Problem to work on: Output the entries below exactly as written, omitting pictures.

──────────────────────────────

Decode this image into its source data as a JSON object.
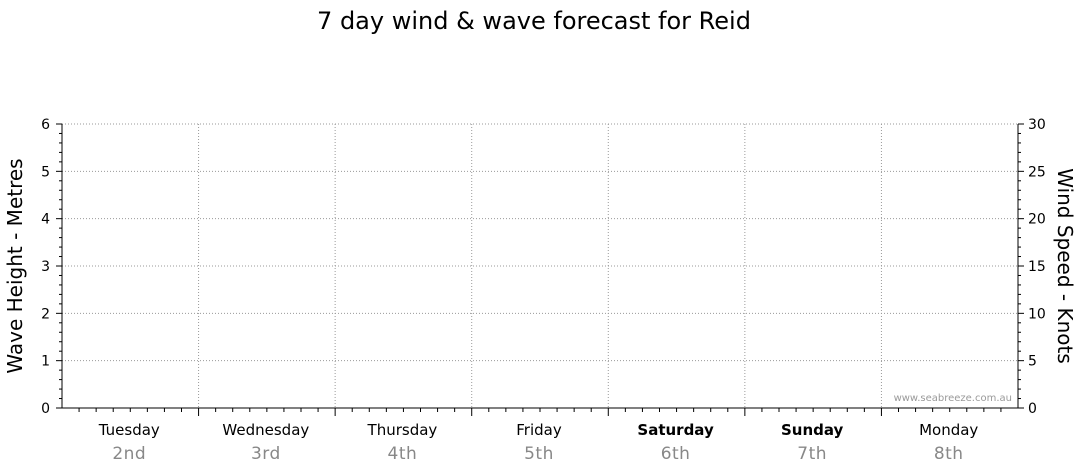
{
  "chart_data": {
    "type": "line",
    "title": "7 day wind & wave forecast for Reid",
    "ylabel": "Wave Height - Metres",
    "ylabel_right": "Wind Speed - Knots",
    "ylim": [
      0,
      6
    ],
    "ylim_right": [
      0,
      30
    ],
    "yticks": [
      "0",
      "1",
      "2",
      "3",
      "4",
      "5",
      "6"
    ],
    "yticks_right": [
      "0",
      "5",
      "10",
      "15",
      "20",
      "25",
      "30"
    ],
    "days": [
      {
        "name": "Tuesday",
        "date": "2nd",
        "weekend": false
      },
      {
        "name": "Wednesday",
        "date": "3rd",
        "weekend": false
      },
      {
        "name": "Thursday",
        "date": "4th",
        "weekend": false
      },
      {
        "name": "Friday",
        "date": "5th",
        "weekend": false
      },
      {
        "name": "Saturday",
        "date": "6th",
        "weekend": true
      },
      {
        "name": "Sunday",
        "date": "7th",
        "weekend": true
      },
      {
        "name": "Monday",
        "date": "8th",
        "weekend": false
      }
    ],
    "series": [],
    "grid": true,
    "watermark": "www.seabreeze.com.au"
  }
}
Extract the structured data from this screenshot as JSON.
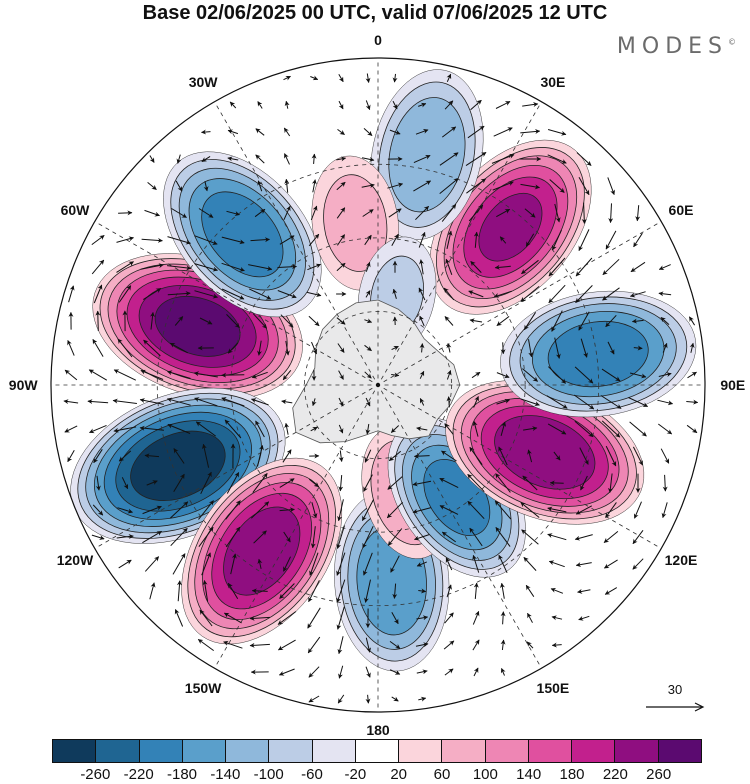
{
  "title": "Base 02/06/2025 00 UTC, valid 07/06/2025 12 UTC",
  "brand": "MODES",
  "brand_mark": "©",
  "longitude_labels": [
    {
      "text": "0",
      "lon": 0
    },
    {
      "text": "30E",
      "lon": 30
    },
    {
      "text": "60E",
      "lon": 60
    },
    {
      "text": "90E",
      "lon": 90
    },
    {
      "text": "120E",
      "lon": 120
    },
    {
      "text": "150E",
      "lon": 150
    },
    {
      "text": "180",
      "lon": 180
    },
    {
      "text": "150W",
      "lon": -150
    },
    {
      "text": "120W",
      "lon": -120
    },
    {
      "text": "90W",
      "lon": -90
    },
    {
      "text": "60W",
      "lon": -60
    },
    {
      "text": "30W",
      "lon": -30
    }
  ],
  "vector_reference": {
    "label": "30"
  },
  "colorbar": {
    "colors": [
      "#0f3a5c",
      "#1f6592",
      "#3382b7",
      "#5a9fcb",
      "#8fb8db",
      "#bccde6",
      "#e4e4f2",
      "#ffffff",
      "#fbd5dc",
      "#f5aec5",
      "#ee86b4",
      "#e0509f",
      "#c2208d",
      "#8f0e80",
      "#5b0a70"
    ],
    "tick_labels": [
      "-260",
      "-220",
      "-180",
      "-140",
      "-100",
      "-60",
      "-20",
      "20",
      "60",
      "100",
      "140",
      "180",
      "220",
      "260"
    ]
  },
  "anomaly_centers": [
    {
      "sign": "positive",
      "lon": -72,
      "r": 0.58,
      "value": 270
    },
    {
      "sign": "negative",
      "lon": -42,
      "r": 0.62,
      "value": -200
    },
    {
      "sign": "negative",
      "lon": -112,
      "r": 0.66,
      "value": -280
    },
    {
      "sign": "positive",
      "lon": -145,
      "r": 0.62,
      "value": 240
    },
    {
      "sign": "negative",
      "lon": 176,
      "r": 0.6,
      "value": -170
    },
    {
      "sign": "positive",
      "lon": 165,
      "r": 0.34,
      "value": 90
    },
    {
      "sign": "negative",
      "lon": 145,
      "r": 0.42,
      "value": -190
    },
    {
      "sign": "positive",
      "lon": 112,
      "r": 0.55,
      "value": 250
    },
    {
      "sign": "negative",
      "lon": 82,
      "r": 0.68,
      "value": -200
    },
    {
      "sign": "positive",
      "lon": 40,
      "r": 0.63,
      "value": 220
    },
    {
      "sign": "negative",
      "lon": 12,
      "r": 0.72,
      "value": -130
    },
    {
      "sign": "positive",
      "lon": -8,
      "r": 0.5,
      "value": 70
    },
    {
      "sign": "negative",
      "lon": 12,
      "r": 0.28,
      "value": -60
    }
  ]
}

──────────────────────────────

Reply:
Decode this image into its source data as a JSON object.
{
  "chart_data": {
    "type": "line",
    "title": "7 day wind & wave forecast for Reid",
    "ylabel": "Wave Height - Metres",
    "ylabel_right": "Wind Speed - Knots",
    "ylim": [
      0,
      6
    ],
    "ylim_right": [
      0,
      30
    ],
    "yticks": [
      "0",
      "1",
      "2",
      "3",
      "4",
      "5",
      "6"
    ],
    "yticks_right": [
      "0",
      "5",
      "10",
      "15",
      "20",
      "25",
      "30"
    ],
    "days": [
      {
        "name": "Tuesday",
        "date": "2nd",
        "weekend": false
      },
      {
        "name": "Wednesday",
        "date": "3rd",
        "weekend": false
      },
      {
        "name": "Thursday",
        "date": "4th",
        "weekend": false
      },
      {
        "name": "Friday",
        "date": "5th",
        "weekend": false
      },
      {
        "name": "Saturday",
        "date": "6th",
        "weekend": true
      },
      {
        "name": "Sunday",
        "date": "7th",
        "weekend": true
      },
      {
        "name": "Monday",
        "date": "8th",
        "weekend": false
      }
    ],
    "series": [],
    "grid": true,
    "watermark": "www.seabreeze.com.au"
  }
}
Extract the structured data from this screenshot as JSON.
{
  "title": "Base 02/06/2025 00 UTC, valid 07/06/2025 12 UTC",
  "brand": "MODES",
  "brand_mark": "©",
  "longitude_labels": [
    {
      "text": "0",
      "lon": 0
    },
    {
      "text": "30E",
      "lon": 30
    },
    {
      "text": "60E",
      "lon": 60
    },
    {
      "text": "90E",
      "lon": 90
    },
    {
      "text": "120E",
      "lon": 120
    },
    {
      "text": "150E",
      "lon": 150
    },
    {
      "text": "180",
      "lon": 180
    },
    {
      "text": "150W",
      "lon": -150
    },
    {
      "text": "120W",
      "lon": -120
    },
    {
      "text": "90W",
      "lon": -90
    },
    {
      "text": "60W",
      "lon": -60
    },
    {
      "text": "30W",
      "lon": -30
    }
  ],
  "vector_reference": {
    "label": "30"
  },
  "colorbar": {
    "colors": [
      "#0f3a5c",
      "#1f6592",
      "#3382b7",
      "#5a9fcb",
      "#8fb8db",
      "#bccde6",
      "#e4e4f2",
      "#ffffff",
      "#fbd5dc",
      "#f5aec5",
      "#ee86b4",
      "#e0509f",
      "#c2208d",
      "#8f0e80",
      "#5b0a70"
    ],
    "tick_labels": [
      "-260",
      "-220",
      "-180",
      "-140",
      "-100",
      "-60",
      "-20",
      "20",
      "60",
      "100",
      "140",
      "180",
      "220",
      "260"
    ]
  },
  "anomaly_centers": [
    {
      "sign": "positive",
      "lon": -72,
      "r": 0.58,
      "value": 270
    },
    {
      "sign": "negative",
      "lon": -42,
      "r": 0.62,
      "value": -200
    },
    {
      "sign": "negative",
      "lon": -112,
      "r": 0.66,
      "value": -280
    },
    {
      "sign": "positive",
      "lon": -145,
      "r": 0.62,
      "value": 240
    },
    {
      "sign": "negative",
      "lon": 176,
      "r": 0.6,
      "value": -170
    },
    {
      "sign": "positive",
      "lon": 165,
      "r": 0.34,
      "value": 90
    },
    {
      "sign": "negative",
      "lon": 145,
      "r": 0.42,
      "value": -190
    },
    {
      "sign": "positive",
      "lon": 112,
      "r": 0.55,
      "value": 250
    },
    {
      "sign": "negative",
      "lon": 82,
      "r": 0.68,
      "value": -200
    },
    {
      "sign": "positive",
      "lon": 40,
      "r": 0.63,
      "value": 220
    },
    {
      "sign": "negative",
      "lon": 12,
      "r": 0.72,
      "value": -130
    },
    {
      "sign": "positive",
      "lon": -8,
      "r": 0.5,
      "value": 70
    },
    {
      "sign": "negative",
      "lon": 12,
      "r": 0.28,
      "value": -60
    }
  ]
}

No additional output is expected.